§ Objective: Repeat the records verbatim and leave the pictures out of your copy.

§ Available data:
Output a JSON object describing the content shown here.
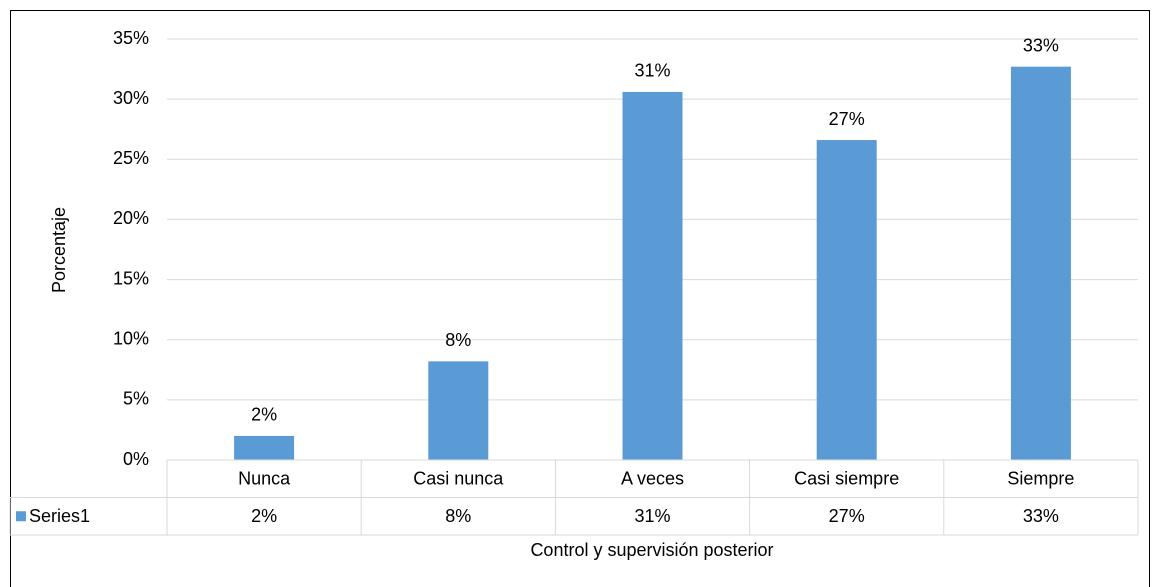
{
  "chart_data": {
    "type": "bar",
    "categories": [
      "Nunca",
      "Casi nunca",
      "A veces",
      "Casi siempre",
      "Siempre"
    ],
    "series": [
      {
        "name": "Series1",
        "color": "#5b9bd5",
        "values": [
          2.0,
          8.2,
          30.6,
          26.6,
          32.7
        ],
        "value_labels": [
          "2%",
          "8%",
          "31%",
          "27%",
          "33%"
        ]
      }
    ],
    "ylim": [
      0,
      35
    ],
    "yticks": [
      {
        "value": 0,
        "label": "0%"
      },
      {
        "value": 5,
        "label": "5%"
      },
      {
        "value": 10,
        "label": "10%"
      },
      {
        "value": 15,
        "label": "15%"
      },
      {
        "value": 20,
        "label": "20%"
      },
      {
        "value": 25,
        "label": "25%"
      },
      {
        "value": 30,
        "label": "30%"
      },
      {
        "value": 35,
        "label": "35%"
      }
    ],
    "ylabel": "Porcentaje",
    "xlabel": "Control y supervisión posterior",
    "grid": true,
    "data_table": true
  }
}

§ Response to this exercise:
Output a JSON object describing the content shown here.
{
  "chart_data": {
    "type": "bar",
    "categories": [
      "Nunca",
      "Casi nunca",
      "A veces",
      "Casi siempre",
      "Siempre"
    ],
    "series": [
      {
        "name": "Series1",
        "color": "#5b9bd5",
        "values": [
          2.0,
          8.2,
          30.6,
          26.6,
          32.7
        ],
        "value_labels": [
          "2%",
          "8%",
          "31%",
          "27%",
          "33%"
        ]
      }
    ],
    "ylim": [
      0,
      35
    ],
    "yticks": [
      {
        "value": 0,
        "label": "0%"
      },
      {
        "value": 5,
        "label": "5%"
      },
      {
        "value": 10,
        "label": "10%"
      },
      {
        "value": 15,
        "label": "15%"
      },
      {
        "value": 20,
        "label": "20%"
      },
      {
        "value": 25,
        "label": "25%"
      },
      {
        "value": 30,
        "label": "30%"
      },
      {
        "value": 35,
        "label": "35%"
      }
    ],
    "ylabel": "Porcentaje",
    "xlabel": "Control y supervisión posterior",
    "grid": true,
    "data_table": true
  }
}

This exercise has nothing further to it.